Material provided:
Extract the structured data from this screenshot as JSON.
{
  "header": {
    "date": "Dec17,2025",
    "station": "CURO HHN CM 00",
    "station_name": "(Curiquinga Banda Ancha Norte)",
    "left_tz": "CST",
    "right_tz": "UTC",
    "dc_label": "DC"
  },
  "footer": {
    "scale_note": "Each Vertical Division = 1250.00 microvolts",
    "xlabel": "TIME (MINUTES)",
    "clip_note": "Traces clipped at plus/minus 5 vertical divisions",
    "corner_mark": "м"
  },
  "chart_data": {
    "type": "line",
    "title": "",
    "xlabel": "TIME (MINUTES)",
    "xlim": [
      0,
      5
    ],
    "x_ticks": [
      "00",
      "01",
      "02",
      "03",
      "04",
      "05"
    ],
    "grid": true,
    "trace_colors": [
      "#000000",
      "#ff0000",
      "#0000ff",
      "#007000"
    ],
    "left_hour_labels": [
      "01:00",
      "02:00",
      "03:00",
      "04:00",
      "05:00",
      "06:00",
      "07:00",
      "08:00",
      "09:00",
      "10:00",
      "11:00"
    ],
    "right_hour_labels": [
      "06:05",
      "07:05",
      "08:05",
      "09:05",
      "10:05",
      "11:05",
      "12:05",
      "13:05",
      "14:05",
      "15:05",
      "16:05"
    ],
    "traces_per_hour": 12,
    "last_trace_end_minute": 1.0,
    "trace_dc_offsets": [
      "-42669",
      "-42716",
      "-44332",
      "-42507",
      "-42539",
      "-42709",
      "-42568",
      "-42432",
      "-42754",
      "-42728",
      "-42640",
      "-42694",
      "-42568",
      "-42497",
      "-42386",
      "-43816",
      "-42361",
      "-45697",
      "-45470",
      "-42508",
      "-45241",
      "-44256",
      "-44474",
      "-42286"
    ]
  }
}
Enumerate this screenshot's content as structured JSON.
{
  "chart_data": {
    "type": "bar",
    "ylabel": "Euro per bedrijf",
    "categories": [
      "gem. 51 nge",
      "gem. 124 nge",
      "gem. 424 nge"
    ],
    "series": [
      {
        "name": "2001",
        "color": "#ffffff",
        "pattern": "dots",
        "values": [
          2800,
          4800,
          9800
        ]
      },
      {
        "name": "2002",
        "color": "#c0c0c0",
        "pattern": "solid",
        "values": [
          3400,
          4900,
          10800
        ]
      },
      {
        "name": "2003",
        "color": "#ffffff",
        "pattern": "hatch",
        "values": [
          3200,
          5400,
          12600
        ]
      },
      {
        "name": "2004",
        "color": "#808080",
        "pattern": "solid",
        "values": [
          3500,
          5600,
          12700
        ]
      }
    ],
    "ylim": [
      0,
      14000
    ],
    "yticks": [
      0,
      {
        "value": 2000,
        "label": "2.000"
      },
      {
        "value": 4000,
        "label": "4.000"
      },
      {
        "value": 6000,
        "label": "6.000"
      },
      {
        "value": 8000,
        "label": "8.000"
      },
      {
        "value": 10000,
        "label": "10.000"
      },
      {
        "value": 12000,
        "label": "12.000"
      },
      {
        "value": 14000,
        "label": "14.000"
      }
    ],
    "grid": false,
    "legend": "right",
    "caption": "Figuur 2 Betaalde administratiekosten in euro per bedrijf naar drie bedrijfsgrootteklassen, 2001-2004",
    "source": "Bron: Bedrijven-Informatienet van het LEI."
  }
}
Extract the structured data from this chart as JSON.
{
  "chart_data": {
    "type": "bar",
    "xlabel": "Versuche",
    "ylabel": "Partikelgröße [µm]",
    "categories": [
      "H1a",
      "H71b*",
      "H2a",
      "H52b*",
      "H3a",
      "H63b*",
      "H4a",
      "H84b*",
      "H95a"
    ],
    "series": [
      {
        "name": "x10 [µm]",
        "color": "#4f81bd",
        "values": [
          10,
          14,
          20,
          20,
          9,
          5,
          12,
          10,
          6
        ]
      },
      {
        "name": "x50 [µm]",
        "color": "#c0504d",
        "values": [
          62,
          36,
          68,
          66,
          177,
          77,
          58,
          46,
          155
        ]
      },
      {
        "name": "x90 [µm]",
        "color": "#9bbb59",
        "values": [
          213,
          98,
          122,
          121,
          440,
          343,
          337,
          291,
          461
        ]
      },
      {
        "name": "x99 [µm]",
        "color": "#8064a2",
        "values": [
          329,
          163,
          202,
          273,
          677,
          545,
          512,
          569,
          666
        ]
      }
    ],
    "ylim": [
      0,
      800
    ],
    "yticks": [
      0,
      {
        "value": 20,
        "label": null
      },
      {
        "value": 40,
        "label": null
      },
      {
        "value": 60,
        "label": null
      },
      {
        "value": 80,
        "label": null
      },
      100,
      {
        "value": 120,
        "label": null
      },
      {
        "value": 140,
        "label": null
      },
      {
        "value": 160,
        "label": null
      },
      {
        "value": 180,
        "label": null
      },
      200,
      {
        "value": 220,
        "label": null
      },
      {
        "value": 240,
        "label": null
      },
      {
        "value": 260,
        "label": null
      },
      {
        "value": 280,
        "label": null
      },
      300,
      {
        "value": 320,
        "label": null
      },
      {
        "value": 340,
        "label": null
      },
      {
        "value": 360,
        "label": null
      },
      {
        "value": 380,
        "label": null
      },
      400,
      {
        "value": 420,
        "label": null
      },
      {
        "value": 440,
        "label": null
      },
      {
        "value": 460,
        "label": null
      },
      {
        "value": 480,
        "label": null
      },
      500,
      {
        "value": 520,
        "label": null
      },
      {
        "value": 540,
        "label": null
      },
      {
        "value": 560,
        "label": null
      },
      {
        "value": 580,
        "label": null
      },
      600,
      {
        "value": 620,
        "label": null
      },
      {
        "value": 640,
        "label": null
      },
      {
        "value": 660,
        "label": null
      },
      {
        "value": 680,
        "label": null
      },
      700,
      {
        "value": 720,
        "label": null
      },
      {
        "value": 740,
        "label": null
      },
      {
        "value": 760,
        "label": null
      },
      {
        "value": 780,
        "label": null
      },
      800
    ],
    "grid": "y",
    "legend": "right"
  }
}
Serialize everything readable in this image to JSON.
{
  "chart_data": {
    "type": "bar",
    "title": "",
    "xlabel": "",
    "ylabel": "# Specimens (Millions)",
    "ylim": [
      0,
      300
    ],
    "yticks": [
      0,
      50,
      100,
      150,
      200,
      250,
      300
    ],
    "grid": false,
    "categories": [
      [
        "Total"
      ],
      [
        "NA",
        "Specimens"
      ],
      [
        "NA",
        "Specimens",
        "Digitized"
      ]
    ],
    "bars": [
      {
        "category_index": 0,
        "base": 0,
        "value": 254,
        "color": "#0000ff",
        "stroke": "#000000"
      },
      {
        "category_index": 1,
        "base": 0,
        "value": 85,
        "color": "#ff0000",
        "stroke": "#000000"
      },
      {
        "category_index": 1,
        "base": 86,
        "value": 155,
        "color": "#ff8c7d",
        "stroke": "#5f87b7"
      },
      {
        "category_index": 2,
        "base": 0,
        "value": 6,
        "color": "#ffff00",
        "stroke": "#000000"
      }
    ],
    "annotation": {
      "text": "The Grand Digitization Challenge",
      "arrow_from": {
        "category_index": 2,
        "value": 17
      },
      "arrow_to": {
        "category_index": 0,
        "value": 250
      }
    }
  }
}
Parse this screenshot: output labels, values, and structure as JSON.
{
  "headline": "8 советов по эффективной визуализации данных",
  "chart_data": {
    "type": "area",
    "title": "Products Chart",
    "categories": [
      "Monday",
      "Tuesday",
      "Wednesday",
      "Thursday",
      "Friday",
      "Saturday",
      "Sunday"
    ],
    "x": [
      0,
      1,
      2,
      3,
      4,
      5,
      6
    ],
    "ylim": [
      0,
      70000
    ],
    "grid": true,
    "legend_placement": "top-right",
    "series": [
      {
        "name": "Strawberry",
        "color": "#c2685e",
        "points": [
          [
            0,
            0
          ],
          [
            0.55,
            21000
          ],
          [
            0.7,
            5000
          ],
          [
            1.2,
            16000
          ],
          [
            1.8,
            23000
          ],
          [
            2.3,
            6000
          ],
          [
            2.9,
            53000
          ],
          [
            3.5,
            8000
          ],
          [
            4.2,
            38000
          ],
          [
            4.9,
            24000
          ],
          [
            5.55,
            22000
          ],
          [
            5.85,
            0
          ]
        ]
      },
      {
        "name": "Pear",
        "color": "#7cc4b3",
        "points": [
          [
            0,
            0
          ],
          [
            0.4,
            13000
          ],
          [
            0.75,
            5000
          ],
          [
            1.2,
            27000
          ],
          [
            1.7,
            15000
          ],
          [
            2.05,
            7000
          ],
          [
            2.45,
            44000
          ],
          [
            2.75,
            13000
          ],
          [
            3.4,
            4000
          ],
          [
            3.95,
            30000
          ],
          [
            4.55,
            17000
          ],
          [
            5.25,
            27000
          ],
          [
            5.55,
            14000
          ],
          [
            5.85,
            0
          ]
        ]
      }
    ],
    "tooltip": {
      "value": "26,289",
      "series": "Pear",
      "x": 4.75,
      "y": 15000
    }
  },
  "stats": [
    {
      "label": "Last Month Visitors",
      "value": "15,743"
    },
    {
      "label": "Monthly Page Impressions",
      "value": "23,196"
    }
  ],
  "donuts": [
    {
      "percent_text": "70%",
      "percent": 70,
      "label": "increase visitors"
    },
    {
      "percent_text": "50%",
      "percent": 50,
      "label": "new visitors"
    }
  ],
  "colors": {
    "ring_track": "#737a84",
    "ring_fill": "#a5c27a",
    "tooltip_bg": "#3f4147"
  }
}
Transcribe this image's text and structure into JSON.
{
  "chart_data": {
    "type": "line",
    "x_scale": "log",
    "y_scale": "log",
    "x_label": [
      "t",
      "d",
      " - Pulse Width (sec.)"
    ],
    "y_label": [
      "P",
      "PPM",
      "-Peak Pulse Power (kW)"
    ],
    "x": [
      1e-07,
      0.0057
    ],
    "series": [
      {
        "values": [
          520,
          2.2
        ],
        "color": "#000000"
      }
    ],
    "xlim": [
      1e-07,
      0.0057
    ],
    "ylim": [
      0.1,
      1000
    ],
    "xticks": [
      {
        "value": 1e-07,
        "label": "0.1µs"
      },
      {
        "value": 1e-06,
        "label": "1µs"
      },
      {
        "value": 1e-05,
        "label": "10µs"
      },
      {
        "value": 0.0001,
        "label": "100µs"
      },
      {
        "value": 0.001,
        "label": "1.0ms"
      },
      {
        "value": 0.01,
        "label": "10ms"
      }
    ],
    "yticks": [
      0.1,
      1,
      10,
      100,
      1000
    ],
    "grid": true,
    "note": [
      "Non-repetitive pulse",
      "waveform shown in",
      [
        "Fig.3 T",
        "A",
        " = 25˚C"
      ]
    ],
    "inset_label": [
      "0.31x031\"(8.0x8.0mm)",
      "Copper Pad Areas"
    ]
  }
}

Exercise: Count all lines of the data that include "bedrijf". The answer is the number alone.

Expected answer: 2